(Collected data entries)
*****

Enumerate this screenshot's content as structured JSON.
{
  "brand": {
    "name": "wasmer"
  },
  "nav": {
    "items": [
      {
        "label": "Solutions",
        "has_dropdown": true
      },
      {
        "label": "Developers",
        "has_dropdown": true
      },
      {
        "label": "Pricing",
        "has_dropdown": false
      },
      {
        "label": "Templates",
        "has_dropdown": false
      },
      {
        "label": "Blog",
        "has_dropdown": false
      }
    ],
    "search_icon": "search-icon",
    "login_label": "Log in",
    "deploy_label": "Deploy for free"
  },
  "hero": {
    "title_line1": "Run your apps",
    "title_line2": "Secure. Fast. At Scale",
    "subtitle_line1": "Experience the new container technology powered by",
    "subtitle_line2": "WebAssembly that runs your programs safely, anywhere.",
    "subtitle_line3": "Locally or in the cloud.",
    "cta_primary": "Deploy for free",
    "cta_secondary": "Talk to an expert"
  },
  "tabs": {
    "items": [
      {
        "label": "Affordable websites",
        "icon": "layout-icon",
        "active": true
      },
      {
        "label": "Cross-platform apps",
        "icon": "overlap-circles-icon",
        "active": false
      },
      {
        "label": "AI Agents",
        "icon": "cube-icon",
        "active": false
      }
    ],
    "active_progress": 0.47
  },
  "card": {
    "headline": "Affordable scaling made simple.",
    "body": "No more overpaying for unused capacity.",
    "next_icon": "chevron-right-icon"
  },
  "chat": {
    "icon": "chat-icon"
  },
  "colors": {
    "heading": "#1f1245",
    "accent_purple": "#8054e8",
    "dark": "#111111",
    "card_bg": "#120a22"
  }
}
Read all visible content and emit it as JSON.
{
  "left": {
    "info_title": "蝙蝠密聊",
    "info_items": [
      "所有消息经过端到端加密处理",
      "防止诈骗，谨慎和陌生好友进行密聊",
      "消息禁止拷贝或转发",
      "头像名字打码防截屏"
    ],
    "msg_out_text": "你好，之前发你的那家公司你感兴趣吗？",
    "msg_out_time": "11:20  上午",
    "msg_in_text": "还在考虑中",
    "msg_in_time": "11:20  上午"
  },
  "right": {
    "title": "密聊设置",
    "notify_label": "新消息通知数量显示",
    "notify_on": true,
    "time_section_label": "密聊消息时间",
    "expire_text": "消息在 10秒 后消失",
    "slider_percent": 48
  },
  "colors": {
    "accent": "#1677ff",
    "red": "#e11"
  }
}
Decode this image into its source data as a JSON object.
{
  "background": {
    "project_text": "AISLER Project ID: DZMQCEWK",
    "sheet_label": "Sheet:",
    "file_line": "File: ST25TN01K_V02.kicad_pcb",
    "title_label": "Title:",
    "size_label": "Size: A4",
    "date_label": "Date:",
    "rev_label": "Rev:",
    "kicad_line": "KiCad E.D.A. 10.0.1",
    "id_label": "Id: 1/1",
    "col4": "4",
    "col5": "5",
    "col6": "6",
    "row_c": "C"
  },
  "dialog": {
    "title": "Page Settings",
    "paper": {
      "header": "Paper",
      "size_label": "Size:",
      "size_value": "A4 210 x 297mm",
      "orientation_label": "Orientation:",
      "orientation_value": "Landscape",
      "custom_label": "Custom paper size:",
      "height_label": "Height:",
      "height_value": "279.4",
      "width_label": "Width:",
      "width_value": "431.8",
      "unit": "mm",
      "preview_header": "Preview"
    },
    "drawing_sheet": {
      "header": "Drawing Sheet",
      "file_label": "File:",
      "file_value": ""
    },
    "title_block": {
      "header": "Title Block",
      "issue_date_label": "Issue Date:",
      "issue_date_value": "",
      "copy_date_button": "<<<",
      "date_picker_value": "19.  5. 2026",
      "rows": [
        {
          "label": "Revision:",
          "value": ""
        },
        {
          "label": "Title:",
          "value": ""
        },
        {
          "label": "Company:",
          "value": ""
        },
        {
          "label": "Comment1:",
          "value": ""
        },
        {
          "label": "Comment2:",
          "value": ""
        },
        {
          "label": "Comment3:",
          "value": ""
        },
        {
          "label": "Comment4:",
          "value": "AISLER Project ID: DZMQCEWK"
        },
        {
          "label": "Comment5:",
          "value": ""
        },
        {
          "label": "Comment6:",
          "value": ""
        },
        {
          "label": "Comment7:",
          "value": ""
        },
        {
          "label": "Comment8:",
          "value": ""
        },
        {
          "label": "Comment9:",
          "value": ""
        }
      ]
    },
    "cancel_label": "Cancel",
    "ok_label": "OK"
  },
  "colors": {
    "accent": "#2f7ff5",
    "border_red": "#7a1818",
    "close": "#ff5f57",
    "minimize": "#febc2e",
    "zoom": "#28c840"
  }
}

*****

- The exercise -
Copy out the lines in which the string "AISLER" appears.

- Task output -
    "project_text": "AISLER Project ID: DZMQCEWK",
          "value": "AISLER Project ID: DZMQCEWK"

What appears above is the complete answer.